**Information provided:**
══════════════════════════════
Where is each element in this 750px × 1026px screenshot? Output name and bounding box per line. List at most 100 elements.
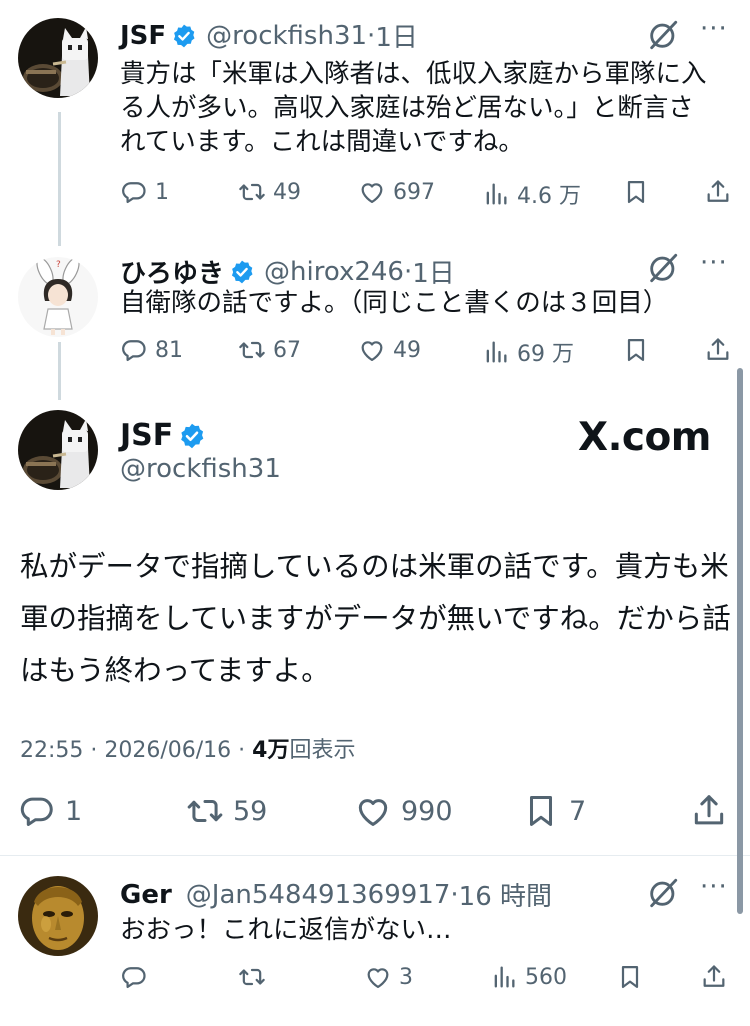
- views-icon: [482, 338, 510, 366]
- bookmark-icon: [616, 963, 644, 991]
- repost-icon: [238, 336, 266, 364]
- golden-mask-avatar[interactable]: [18, 876, 98, 956]
- handle[interactable]: @rockfish31: [206, 21, 367, 51]
- tweet-text: 貴方は「米軍は入隊者は、低収入家庭から軍隊に入る人が多い。高収入家庭は殆ど居ない…: [120, 59, 707, 157]
- separator-dot: ·: [367, 20, 376, 51]
- display-name[interactable]: JSF: [120, 21, 166, 51]
- reply-icon: [120, 336, 148, 364]
- display-name[interactable]: JSF: [120, 418, 173, 453]
- reply-tweet-ger[interactable]: Ger @Jan548491369917 · 16 時間 ··· おおっ！これに…: [0, 856, 750, 1026]
- share-icon: [704, 336, 732, 364]
- share-icon: [700, 963, 728, 991]
- cat-figure-avatar[interactable]: [18, 18, 98, 98]
- like-icon: [354, 792, 392, 830]
- tweet-header: JSF @rockfish31 · 1日: [120, 17, 418, 54]
- handle[interactable]: @Jan548491369917: [186, 880, 451, 910]
- share-button[interactable]: [704, 336, 732, 364]
- handle[interactable]: @hirox246: [264, 257, 404, 287]
- views-icon: [482, 180, 510, 208]
- like-button[interactable]: 697: [358, 178, 435, 206]
- tweet-text: おおっ！これに返信がない…: [120, 915, 452, 945]
- main-tweet-text: 私がデータで指摘しているのは米軍の話です。貴方も米軍の指摘をしていますがデータが…: [20, 550, 731, 687]
- grok-icon[interactable]: [646, 876, 680, 910]
- bookmark-button[interactable]: [616, 963, 644, 991]
- svg-text:?: ?: [56, 260, 61, 270]
- view-count: 4万: [252, 738, 290, 763]
- reply-button[interactable]: [120, 963, 155, 991]
- views-icon: [490, 963, 518, 991]
- repost-icon: [238, 178, 266, 206]
- post-timestamp[interactable]: 22:55 · 2026/06/16 ·: [20, 738, 252, 763]
- repost-count: 59: [233, 795, 268, 827]
- repost-button[interactable]: 67: [238, 336, 301, 364]
- timestamp[interactable]: 1日: [412, 253, 455, 290]
- tweet-header: ひろゆき @hirox246 · 1日: [120, 253, 455, 290]
- thread-tweet-jsf[interactable]: JSF @rockfish31 · 1日 ··· 貴方は「米軍は入隊者は、低収入…: [0, 0, 750, 240]
- share-icon: [690, 792, 728, 830]
- reply-icon: [120, 963, 148, 991]
- bookmark-icon: [622, 336, 650, 364]
- display-name[interactable]: ひろゆき: [120, 253, 224, 290]
- grok-icon[interactable]: [646, 251, 680, 285]
- bunny-character-avatar[interactable]: ?: [18, 257, 98, 337]
- reply-button[interactable]: 1: [120, 178, 169, 206]
- tweet-meta: 22:55 · 2026/06/16 · 4万回表示: [20, 732, 356, 764]
- repost-button[interactable]: [238, 963, 273, 991]
- views-button[interactable]: 69 万: [482, 336, 574, 368]
- verified-badge-icon: [229, 259, 255, 285]
- thread-tweet-hiroyuki[interactable]: ? ひろゆき @hirox246 · 1日 ··· 自衛隊の話ですよ。（同じこと…: [0, 240, 750, 400]
- views-count: 560: [525, 964, 567, 990]
- xcom-logo: X.com: [578, 415, 711, 460]
- views-count: 4.6 万: [517, 184, 581, 209]
- share-button[interactable]: [690, 792, 728, 830]
- verified-badge-icon: [171, 23, 197, 49]
- reply-button[interactable]: 1: [18, 792, 82, 830]
- main-display-name[interactable]: JSF: [120, 418, 215, 453]
- repost-count: 49: [273, 179, 301, 205]
- grok-icon[interactable]: [646, 18, 680, 52]
- timestamp[interactable]: 1日: [375, 17, 418, 54]
- timestamp[interactable]: 16 時間: [459, 876, 552, 913]
- bookmark-icon: [622, 178, 650, 206]
- bookmark-button[interactable]: 7: [522, 792, 586, 830]
- bookmark-icon: [522, 792, 560, 830]
- tweet-text: 自衛隊の話ですよ。（同じこと書くのは３回目）: [120, 288, 669, 318]
- more-icon[interactable]: ···: [700, 248, 728, 278]
- share-button[interactable]: [704, 178, 732, 206]
- like-icon: [358, 336, 386, 364]
- like-button[interactable]: 3: [364, 963, 413, 991]
- bookmark-button[interactable]: [622, 336, 650, 364]
- display-name[interactable]: Ger: [120, 880, 172, 910]
- like-button[interactable]: 49: [358, 336, 421, 364]
- like-count: 990: [401, 795, 453, 827]
- more-icon[interactable]: ···: [700, 872, 728, 902]
- bookmark-count: 7: [569, 795, 587, 827]
- like-icon: [364, 963, 392, 991]
- like-icon: [358, 178, 386, 206]
- cat-figure-avatar[interactable]: [18, 410, 98, 490]
- repost-count: 67: [273, 337, 301, 363]
- view-label: 回表示: [289, 738, 356, 763]
- repost-icon: [238, 963, 266, 991]
- views-button[interactable]: 560: [490, 963, 567, 991]
- share-button[interactable]: [700, 963, 728, 991]
- tweet-header: Ger @Jan548491369917 · 16 時間: [120, 876, 552, 913]
- reply-count: 81: [155, 337, 183, 363]
- like-button[interactable]: 990: [354, 792, 453, 830]
- share-icon: [704, 178, 732, 206]
- more-icon[interactable]: ···: [700, 14, 728, 44]
- main-handle[interactable]: @rockfish31: [120, 454, 281, 484]
- views-button[interactable]: 4.6 万: [482, 178, 581, 210]
- like-count: 3: [399, 964, 413, 990]
- repost-button[interactable]: 59: [186, 792, 267, 830]
- views-count: 69 万: [517, 342, 574, 367]
- repost-icon: [186, 792, 224, 830]
- reply-button[interactable]: 81: [120, 336, 183, 364]
- repost-button[interactable]: 49: [238, 178, 301, 206]
- reply-icon: [18, 792, 56, 830]
- scrollbar[interactable]: [737, 368, 743, 914]
- bookmark-button[interactable]: [622, 178, 650, 206]
- like-count: 49: [393, 337, 421, 363]
- separator-dot: ·: [403, 256, 413, 287]
- reply-count: 1: [65, 795, 83, 827]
══════════════════════════════
**Objective:** Copy every line of the records above word for word, leaving out the pictures.

**Complete response:**
Where is each element in this 750px × 1026px screenshot? Output name and bounding box per line. List at most 100 elements.
- views-icon: [482, 338, 510, 366]
- bookmark-icon: [616, 963, 644, 991]
- repost-icon: [238, 336, 266, 364]
- golden-mask-avatar[interactable]: [18, 876, 98, 956]
- handle[interactable]: @rockfish31: [206, 21, 367, 51]
- tweet-text: 貴方は「米軍は入隊者は、低収入家庭から軍隊に入る人が多い。高収入家庭は殆ど居ない…: [120, 59, 707, 157]
- separator-dot: ·: [367, 20, 376, 51]
- display-name[interactable]: JSF: [120, 21, 166, 51]
- reply-icon: [120, 336, 148, 364]
- display-name[interactable]: JSF: [120, 418, 173, 453]
- reply-tweet-ger[interactable]: Ger @Jan548491369917 · 16 時間 ··· おおっ！これに…: [0, 856, 750, 1026]
- share-icon: [704, 336, 732, 364]
- share-icon: [700, 963, 728, 991]
- cat-figure-avatar[interactable]: [18, 18, 98, 98]
- like-icon: [354, 792, 392, 830]
- tweet-header: JSF @rockfish31 · 1日: [120, 17, 418, 54]
- handle[interactable]: @Jan548491369917: [186, 880, 451, 910]
- share-button[interactable]: [704, 336, 732, 364]
- handle[interactable]: @hirox246: [264, 257, 404, 287]
- views-icon: [482, 180, 510, 208]
- like-button[interactable]: 697: [358, 178, 435, 206]
- tweet-text: おおっ！これに返信がない…: [120, 915, 452, 945]
- main-tweet-text: 私がデータで指摘しているのは米軍の話です。貴方も米軍の指摘をしていますがデータが…: [20, 550, 731, 687]
- grok-icon[interactable]: [646, 876, 680, 910]
- bookmark-button[interactable]: [616, 963, 644, 991]
- svg-text:?: ?: [56, 260, 61, 270]
- view-count: 4万: [252, 738, 290, 763]
- reply-button[interactable]: [120, 963, 155, 991]
- views-icon: [490, 963, 518, 991]
- repost-icon: [238, 178, 266, 206]
- post-timestamp[interactable]: 22:55 · 2026/06/16 ·: [20, 738, 252, 763]
- repost-count: 59: [233, 795, 268, 827]
- repost-button[interactable]: 67: [238, 336, 301, 364]
- timestamp[interactable]: 1日: [412, 253, 455, 290]
- tweet-header: ひろゆき @hirox246 · 1日: [120, 253, 455, 290]
- thread-tweet-jsf[interactable]: JSF @rockfish31 · 1日 ··· 貴方は「米軍は入隊者は、低収入…: [0, 0, 750, 240]
- share-icon: [690, 792, 728, 830]
- reply-icon: [120, 963, 148, 991]
- bookmark-icon: [622, 336, 650, 364]
- display-name[interactable]: ひろゆき: [120, 253, 224, 290]
- grok-icon[interactable]: [646, 251, 680, 285]
- bunny-character-avatar[interactable]: ?: [18, 257, 98, 337]
- reply-button[interactable]: 1: [120, 178, 169, 206]
- tweet-meta: 22:55 · 2026/06/16 · 4万回表示: [20, 732, 356, 764]
- repost-button[interactable]: [238, 963, 273, 991]
- views-button[interactable]: 69 万: [482, 336, 574, 368]
- verified-badge-icon: [229, 259, 255, 285]
- thread-tweet-hiroyuki[interactable]: ? ひろゆき @hirox246 · 1日 ··· 自衛隊の話ですよ。（同じこと…: [0, 240, 750, 400]
- views-count: 560: [525, 964, 567, 990]
- xcom-logo: X.com: [578, 415, 711, 460]
- views-count: 4.6 万: [517, 184, 581, 209]
- share-button[interactable]: [690, 792, 728, 830]
- verified-badge-icon: [171, 23, 197, 49]
- reply-button[interactable]: 1: [18, 792, 82, 830]
- main-display-name[interactable]: JSF: [120, 418, 215, 453]
- repost-count: 49: [273, 179, 301, 205]
- grok-icon[interactable]: [646, 18, 680, 52]
- timestamp[interactable]: 1日: [375, 17, 418, 54]
- timestamp[interactable]: 16 時間: [459, 876, 552, 913]
- bookmark-icon: [622, 178, 650, 206]
- bookmark-button[interactable]: 7: [522, 792, 586, 830]
- bookmark-icon: [522, 792, 560, 830]
- tweet-text: 自衛隊の話ですよ。（同じこと書くのは３回目）: [120, 288, 669, 318]
- more-icon[interactable]: ···: [700, 248, 728, 278]
- share-button[interactable]: [704, 178, 732, 206]
- like-icon: [358, 336, 386, 364]
- like-button[interactable]: 3: [364, 963, 413, 991]
- bookmark-button[interactable]: [622, 336, 650, 364]
- display-name[interactable]: Ger: [120, 880, 172, 910]
- like-button[interactable]: 49: [358, 336, 421, 364]
- like-count: 990: [401, 795, 453, 827]
- more-icon[interactable]: ···: [700, 872, 728, 902]
- bookmark-count: 7: [569, 795, 587, 827]
- like-icon: [364, 963, 392, 991]
- like-icon: [358, 178, 386, 206]
- cat-figure-avatar[interactable]: [18, 410, 98, 490]
- repost-count: 67: [273, 337, 301, 363]
- view-label: 回表示: [289, 738, 356, 763]
- repost-icon: [238, 963, 266, 991]
- views-button[interactable]: 560: [490, 963, 567, 991]
- share-button[interactable]: [700, 963, 728, 991]
- tweet-header: Ger @Jan548491369917 · 16 時間: [120, 876, 552, 913]
- reply-count: 81: [155, 337, 183, 363]
- like-button[interactable]: 990: [354, 792, 453, 830]
- share-icon: [704, 178, 732, 206]
- more-icon[interactable]: ···: [700, 14, 728, 44]
- main-handle[interactable]: @rockfish31: [120, 454, 281, 484]
- views-button[interactable]: 4.6 万: [482, 178, 581, 210]
- like-count: 3: [399, 964, 413, 990]
- repost-button[interactable]: 59: [186, 792, 267, 830]
- views-count: 69 万: [517, 342, 574, 367]
- repost-icon: [186, 792, 224, 830]
- reply-button[interactable]: 81: [120, 336, 183, 364]
- repost-button[interactable]: 49: [238, 178, 301, 206]
- reply-icon: [18, 792, 56, 830]
- scrollbar[interactable]: [737, 368, 743, 914]
- bookmark-button[interactable]: [622, 178, 650, 206]
- like-count: 49: [393, 337, 421, 363]
- separator-dot: ·: [403, 256, 413, 287]
- reply-count: 1: [65, 795, 83, 827]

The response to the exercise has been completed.